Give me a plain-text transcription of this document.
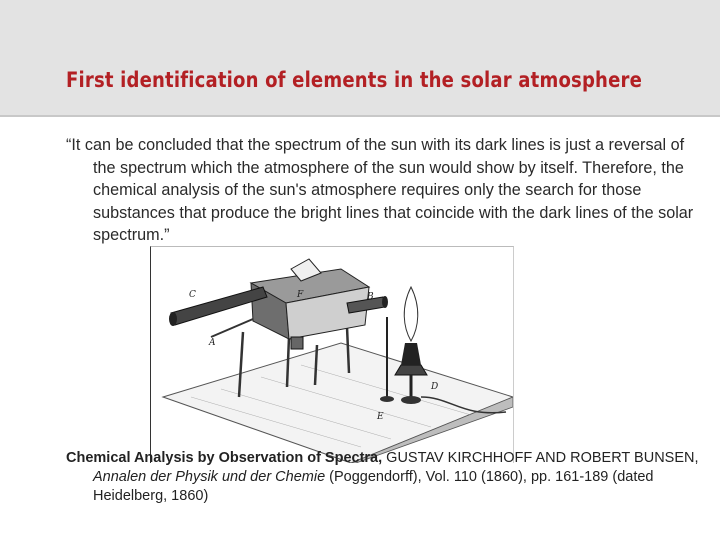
First identification of elements in the solar atmosphere

“It can be concluded that the spectrum of the sun with its dark lines is just a reversal of the spectrum which the atmosphere of the sun would show by itself. Therefore, the chemical analysis of the sun's atmosphere requires only the search for those substances that produce the bright lines that coincide with the dark lines of the solar spectrum.”

C	F	B
A
D
E

Chemical Analysis by Observation of Spectra, GUSTAV KIRCHHOFF AND ROBERT BUNSEN, Annalen der Physik und der Chemie (Poggendorff), Vol. 110 (1860), pp. 161-189 (dated Heidelberg, 1860)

* **Your goal**
Leave out the pictures and give the rest of the records again exactly.

* **Answer**
Give me a plain-text transcription of this document.
First identification of elements in the solar atmosphere

“It can be concluded that the spectrum of the sun with its dark lines is just a reversal of the spectrum which the atmosphere of the sun would show by itself. Therefore, the chemical analysis of the sun's atmosphere requires only the search for those substances that produce the bright lines that coincide with the dark lines of the solar spectrum.”

C	F	B
A
D
E

Chemical Analysis by Observation of Spectra, GUSTAV KIRCHHOFF AND ROBERT BUNSEN, Annalen der Physik und der Chemie (Poggendorff), Vol. 110 (1860), pp. 161-189 (dated Heidelberg, 1860)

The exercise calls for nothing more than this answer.